## Prompt
Using the listing below, report all lines holding the word "icon".

## Records to process
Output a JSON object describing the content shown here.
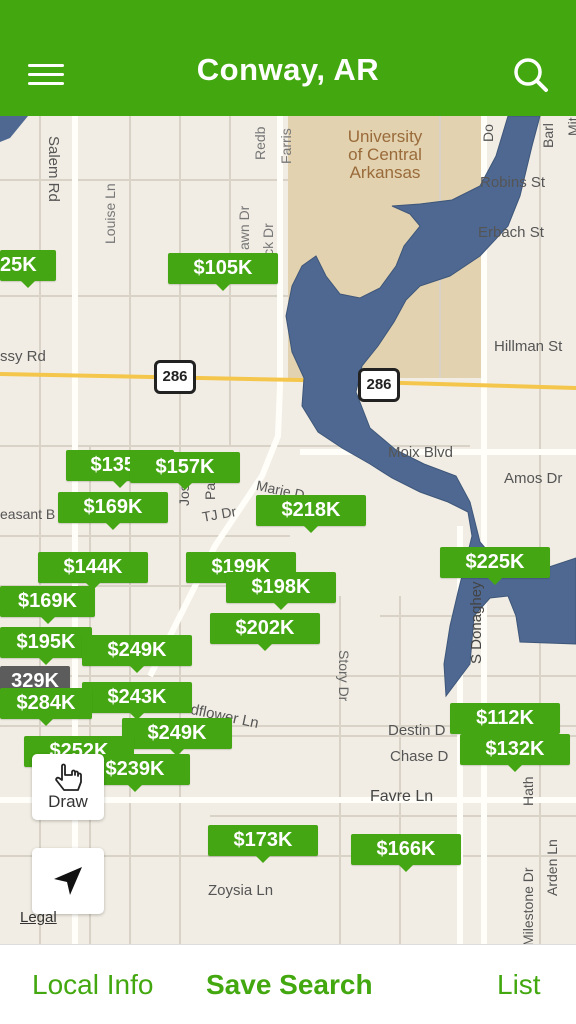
{
  "header": {
    "title": "Conway, AR",
    "menu_icon": "hamburger-menu-icon",
    "search_icon": "search-icon",
    "color": "#43a80f"
  },
  "map": {
    "place_labels": [
      "University",
      "of Central",
      "Arkansas"
    ],
    "streets": {
      "salem": "Salem Rd",
      "louise": "Louise Ln",
      "redb": "Redb",
      "farris": "Farris",
      "robins": "Robins St",
      "erbach": "Erbach St",
      "hillman": "Hillman St",
      "moix": "Moix Blvd",
      "amos": "Amos Dr",
      "ssy": "ssy Rd",
      "easant": "easant B",
      "tj": "TJ Dr",
      "marie": "Marie D",
      "story": "Story Dr",
      "destin": "Destin D",
      "chase": "Chase D",
      "favre": "Favre Ln",
      "zoysia": "Zoysia Ln",
      "milestone": "Milestone Dr",
      "arden": "Arden Ln",
      "donaghey": "S Donaghey Ave",
      "dflower": "dflower Ln",
      "hath": "Hath",
      "rock": "mrock Dr",
      "awn": "awn Dr",
      "jose": "Jose",
      "pau": "Pau",
      "do": "Do",
      "barl": "Barl",
      "mit": "Mit",
      "cl": "Cl",
      "dr": "Dr"
    },
    "route_shields": [
      "286",
      "286"
    ],
    "prices": [
      {
        "label": "25K"
      },
      {
        "label": "$105K"
      },
      {
        "label": "$135K"
      },
      {
        "label": "$157K"
      },
      {
        "label": "$169K"
      },
      {
        "label": "$218K"
      },
      {
        "label": "$144K"
      },
      {
        "label": "$199K"
      },
      {
        "label": "$198K"
      },
      {
        "label": "$225K"
      },
      {
        "label": "$169K"
      },
      {
        "label": "$202K"
      },
      {
        "label": "$195K"
      },
      {
        "label": "$249K"
      },
      {
        "label": "329K"
      },
      {
        "label": "$243K"
      },
      {
        "label": "$284K"
      },
      {
        "label": "$249K"
      },
      {
        "label": "$112K"
      },
      {
        "label": "$252K"
      },
      {
        "label": "$132K"
      },
      {
        "label": "$239K"
      },
      {
        "label": "$173K"
      },
      {
        "label": "$166K"
      }
    ],
    "draw_label": "Draw",
    "draw_icon": "hand-pointer-icon",
    "location_icon": "location-arrow-icon",
    "legal": "Legal"
  },
  "footer": {
    "local_info": "Local Info",
    "save_search": "Save Search",
    "list": "List"
  }
}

## Solution to the problem
    "menu_icon": "hamburger-menu-icon",
    "search_icon": "search-icon",
    "draw_icon": "hand-pointer-icon",
    "location_icon": "location-arrow-icon",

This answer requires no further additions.